Task to carry out: Transcribe the whole listing without a single picture.

┏━━

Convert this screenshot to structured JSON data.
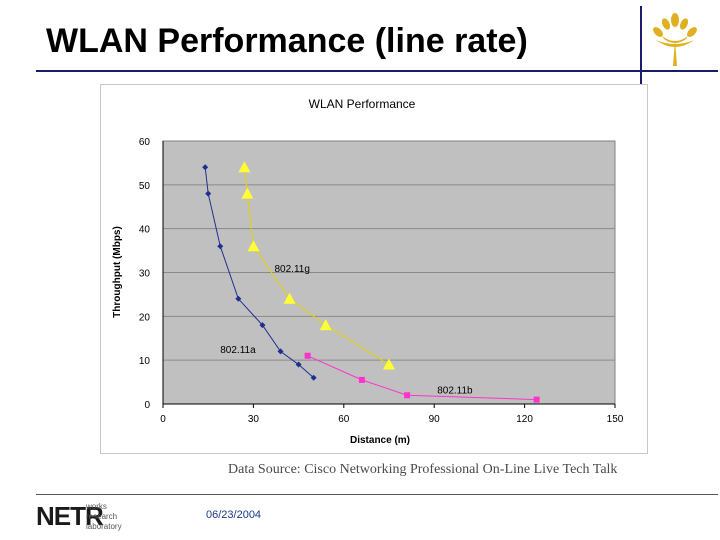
{
  "slide": {
    "title": "WLAN Performance (line rate)",
    "source": "Data Source: Cisco Networking Professional On-Line Live Tech Talk",
    "date": "06/23/2004",
    "footer_logo": {
      "word": "NETR",
      "lines": [
        "works",
        "research",
        "laboratory"
      ]
    }
  },
  "colors": {
    "plot_bg": "#c0c0c0",
    "series_a": "#1f2f8f",
    "series_g": "#ffff33",
    "series_g_line": "#e6d200",
    "series_b": "#ff33cc",
    "logo_gold": "#e0b020",
    "rule": "#1a1a6e"
  },
  "chart_data": {
    "type": "scatter",
    "title": "WLAN Performance",
    "xlabel": "Distance (m)",
    "ylabel": "Throughput (Mbps)",
    "xlim": [
      0,
      150
    ],
    "ylim": [
      0,
      60
    ],
    "xticks": [
      0,
      30,
      60,
      90,
      120,
      150
    ],
    "yticks": [
      0,
      10,
      20,
      30,
      40,
      50,
      60
    ],
    "grid": "horizontal",
    "series": [
      {
        "name": "802.11a",
        "marker": "diamond",
        "color_key": "series_a",
        "x": [
          14,
          15,
          19,
          25,
          33,
          39,
          45,
          50
        ],
        "y": [
          54,
          48,
          36,
          24,
          18,
          12,
          9,
          6
        ]
      },
      {
        "name": "802.11g",
        "marker": "triangle",
        "color_key": "series_g",
        "x": [
          27,
          28,
          30,
          42,
          54,
          75
        ],
        "y": [
          54,
          48,
          36,
          24,
          18,
          9
        ]
      },
      {
        "name": "802.11b",
        "marker": "square",
        "color_key": "series_b",
        "x": [
          48,
          66,
          81,
          124
        ],
        "y": [
          11,
          5.5,
          2,
          1
        ]
      }
    ],
    "annotations": [
      {
        "text": "802.11g",
        "x": 37,
        "y": 31
      },
      {
        "text": "802.11a",
        "x": 19,
        "y": 12.5
      },
      {
        "text": "802.11b",
        "x": 91,
        "y": 3.3
      }
    ]
  }
}
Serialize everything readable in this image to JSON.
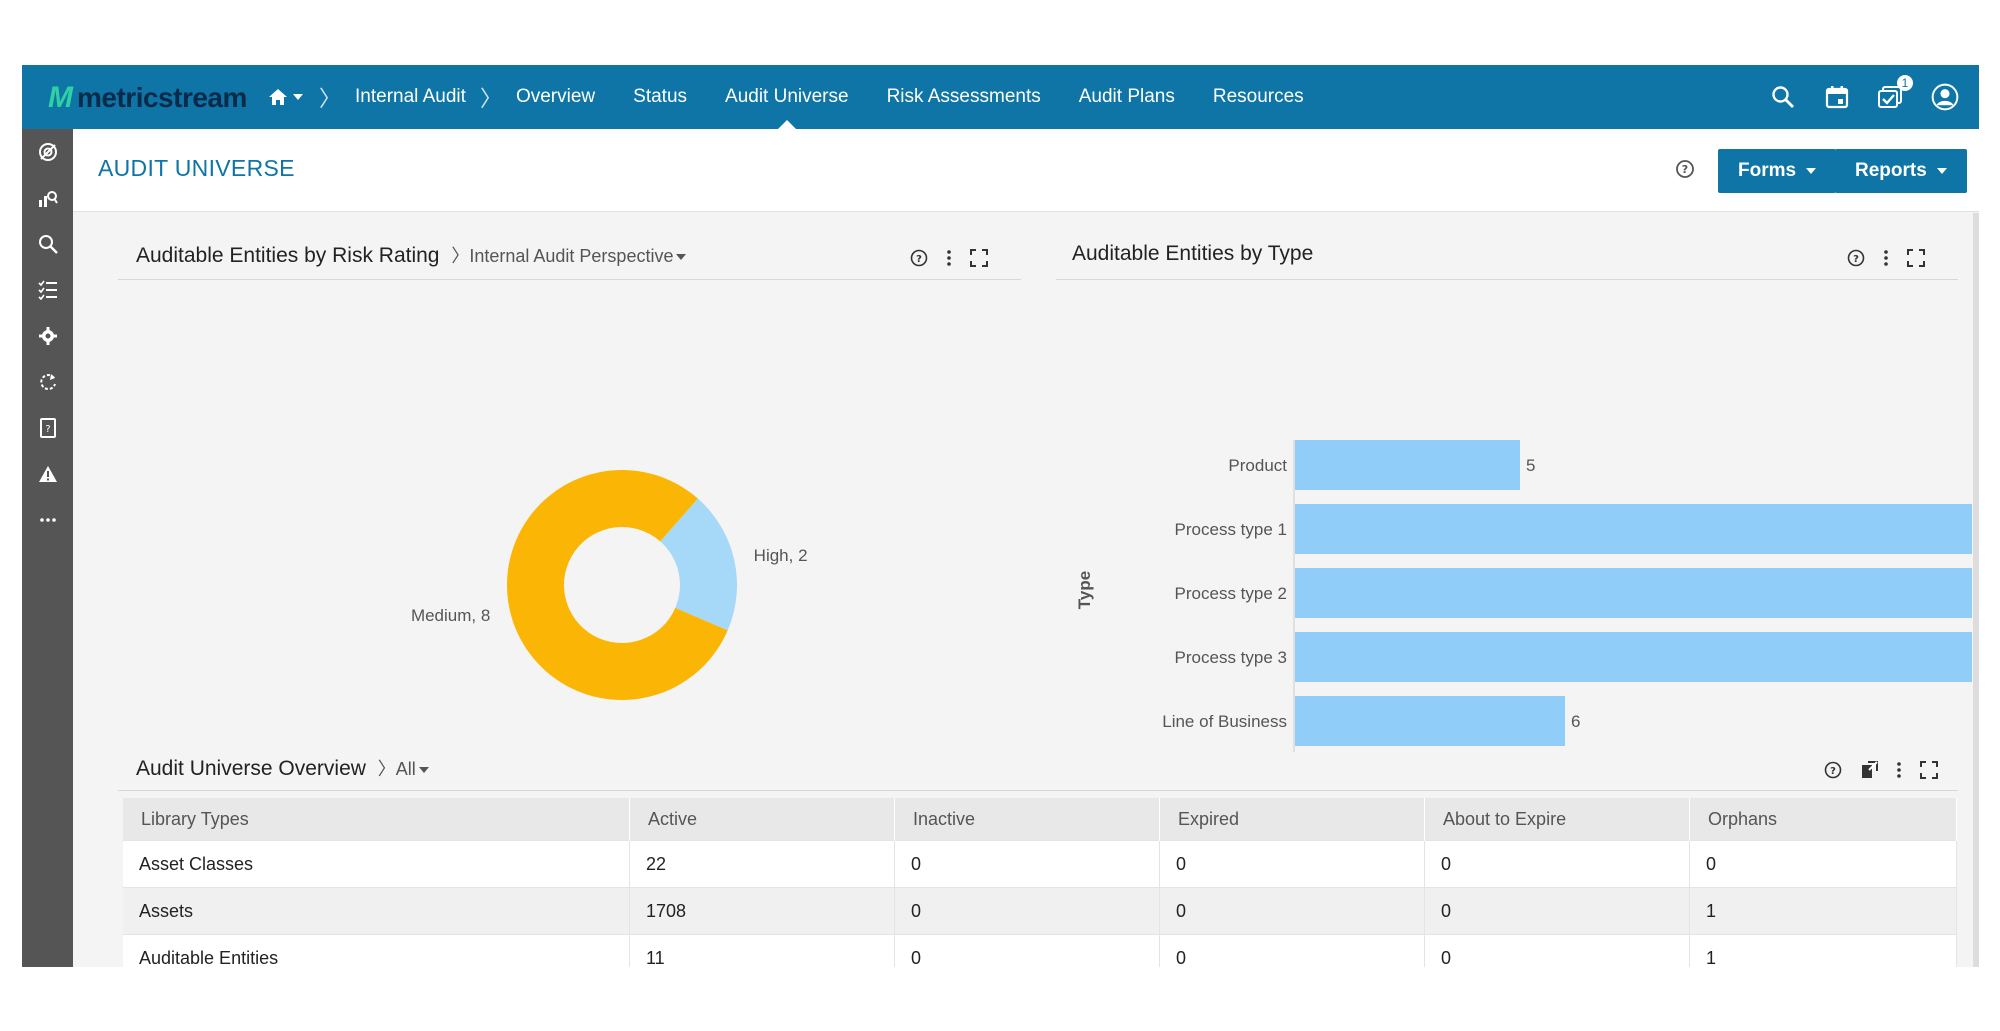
{
  "brand": {
    "mark": "M",
    "name": "metricstream"
  },
  "nav": {
    "module": "Internal Audit",
    "items": [
      "Overview",
      "Status",
      "Audit Universe",
      "Risk Assessments",
      "Audit Plans",
      "Resources"
    ],
    "active": "Audit Universe"
  },
  "notifications": {
    "count": "1"
  },
  "page": {
    "title": "AUDIT UNIVERSE",
    "forms_label": "Forms",
    "reports_label": "Reports"
  },
  "risk_panel": {
    "title": "Auditable Entities by Risk Rating",
    "perspective": "Internal Audit Perspective"
  },
  "type_panel": {
    "title": "Auditable Entities by Type",
    "axis_label": "Type"
  },
  "overview_panel": {
    "title": "Audit Universe Overview",
    "filter": "All"
  },
  "chart_data": [
    {
      "type": "pie",
      "donut": true,
      "slices": [
        {
          "label": "Medium",
          "value": 8,
          "display": "Medium, 8",
          "color": "#fbb605"
        },
        {
          "label": "High",
          "value": 2,
          "display": "High, 2",
          "color": "#a6d8f7"
        }
      ]
    },
    {
      "type": "bar",
      "orientation": "horizontal",
      "ylabel": "Type",
      "categories": [
        "Product",
        "Process type 1",
        "Process type 2",
        "Process type 3",
        "Line of Business"
      ],
      "values": [
        5,
        15.6,
        15.6,
        15.6,
        6
      ],
      "value_labels": [
        "5",
        "",
        "",
        "",
        "6"
      ],
      "color": "#90cdf9"
    }
  ],
  "table": {
    "headers": [
      "Library Types",
      "Active",
      "Inactive",
      "Expired",
      "About to Expire",
      "Orphans"
    ],
    "rows": [
      [
        "Asset Classes",
        "22",
        "0",
        "0",
        "0",
        "0"
      ],
      [
        "Assets",
        "1708",
        "0",
        "0",
        "0",
        "1"
      ],
      [
        "Auditable Entities",
        "11",
        "0",
        "0",
        "0",
        "1"
      ]
    ]
  }
}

┗━━

Complete answer:
Convert this screenshot to structured JSON data.
{
  "slide": {
    "title": "WLAN Performance (line rate)",
    "source": "Data Source: Cisco Networking Professional On-Line Live Tech Talk",
    "date": "06/23/2004",
    "footer_logo": {
      "word": "NETR",
      "lines": [
        "works",
        "research",
        "laboratory"
      ]
    }
  },
  "colors": {
    "plot_bg": "#c0c0c0",
    "series_a": "#1f2f8f",
    "series_g": "#ffff33",
    "series_g_line": "#e6d200",
    "series_b": "#ff33cc",
    "logo_gold": "#e0b020",
    "rule": "#1a1a6e"
  },
  "chart_data": {
    "type": "scatter",
    "title": "WLAN Performance",
    "xlabel": "Distance (m)",
    "ylabel": "Throughput (Mbps)",
    "xlim": [
      0,
      150
    ],
    "ylim": [
      0,
      60
    ],
    "xticks": [
      0,
      30,
      60,
      90,
      120,
      150
    ],
    "yticks": [
      0,
      10,
      20,
      30,
      40,
      50,
      60
    ],
    "grid": "horizontal",
    "series": [
      {
        "name": "802.11a",
        "marker": "diamond",
        "color_key": "series_a",
        "x": [
          14,
          15,
          19,
          25,
          33,
          39,
          45,
          50
        ],
        "y": [
          54,
          48,
          36,
          24,
          18,
          12,
          9,
          6
        ]
      },
      {
        "name": "802.11g",
        "marker": "triangle",
        "color_key": "series_g",
        "x": [
          27,
          28,
          30,
          42,
          54,
          75
        ],
        "y": [
          54,
          48,
          36,
          24,
          18,
          9
        ]
      },
      {
        "name": "802.11b",
        "marker": "square",
        "color_key": "series_b",
        "x": [
          48,
          66,
          81,
          124
        ],
        "y": [
          11,
          5.5,
          2,
          1
        ]
      }
    ],
    "annotations": [
      {
        "text": "802.11g",
        "x": 37,
        "y": 31
      },
      {
        "text": "802.11a",
        "x": 19,
        "y": 12.5
      },
      {
        "text": "802.11b",
        "x": 91,
        "y": 3.3
      }
    ]
  }
}
Serialize everything readable in this image to JSON.
{
  "brand": {
    "mark": "M",
    "name": "metricstream"
  },
  "nav": {
    "module": "Internal Audit",
    "items": [
      "Overview",
      "Status",
      "Audit Universe",
      "Risk Assessments",
      "Audit Plans",
      "Resources"
    ],
    "active": "Audit Universe"
  },
  "notifications": {
    "count": "1"
  },
  "page": {
    "title": "AUDIT UNIVERSE",
    "forms_label": "Forms",
    "reports_label": "Reports"
  },
  "risk_panel": {
    "title": "Auditable Entities by Risk Rating",
    "perspective": "Internal Audit Perspective"
  },
  "type_panel": {
    "title": "Auditable Entities by Type",
    "axis_label": "Type"
  },
  "overview_panel": {
    "title": "Audit Universe Overview",
    "filter": "All"
  },
  "chart_data": [
    {
      "type": "pie",
      "donut": true,
      "slices": [
        {
          "label": "Medium",
          "value": 8,
          "display": "Medium, 8",
          "color": "#fbb605"
        },
        {
          "label": "High",
          "value": 2,
          "display": "High, 2",
          "color": "#a6d8f7"
        }
      ]
    },
    {
      "type": "bar",
      "orientation": "horizontal",
      "ylabel": "Type",
      "categories": [
        "Product",
        "Process type 1",
        "Process type 2",
        "Process type 3",
        "Line of Business"
      ],
      "values": [
        5,
        15.6,
        15.6,
        15.6,
        6
      ],
      "value_labels": [
        "5",
        "",
        "",
        "",
        "6"
      ],
      "color": "#90cdf9"
    }
  ],
  "table": {
    "headers": [
      "Library Types",
      "Active",
      "Inactive",
      "Expired",
      "About to Expire",
      "Orphans"
    ],
    "rows": [
      [
        "Asset Classes",
        "22",
        "0",
        "0",
        "0",
        "0"
      ],
      [
        "Assets",
        "1708",
        "0",
        "0",
        "0",
        "1"
      ],
      [
        "Auditable Entities",
        "11",
        "0",
        "0",
        "0",
        "1"
      ]
    ]
  }
}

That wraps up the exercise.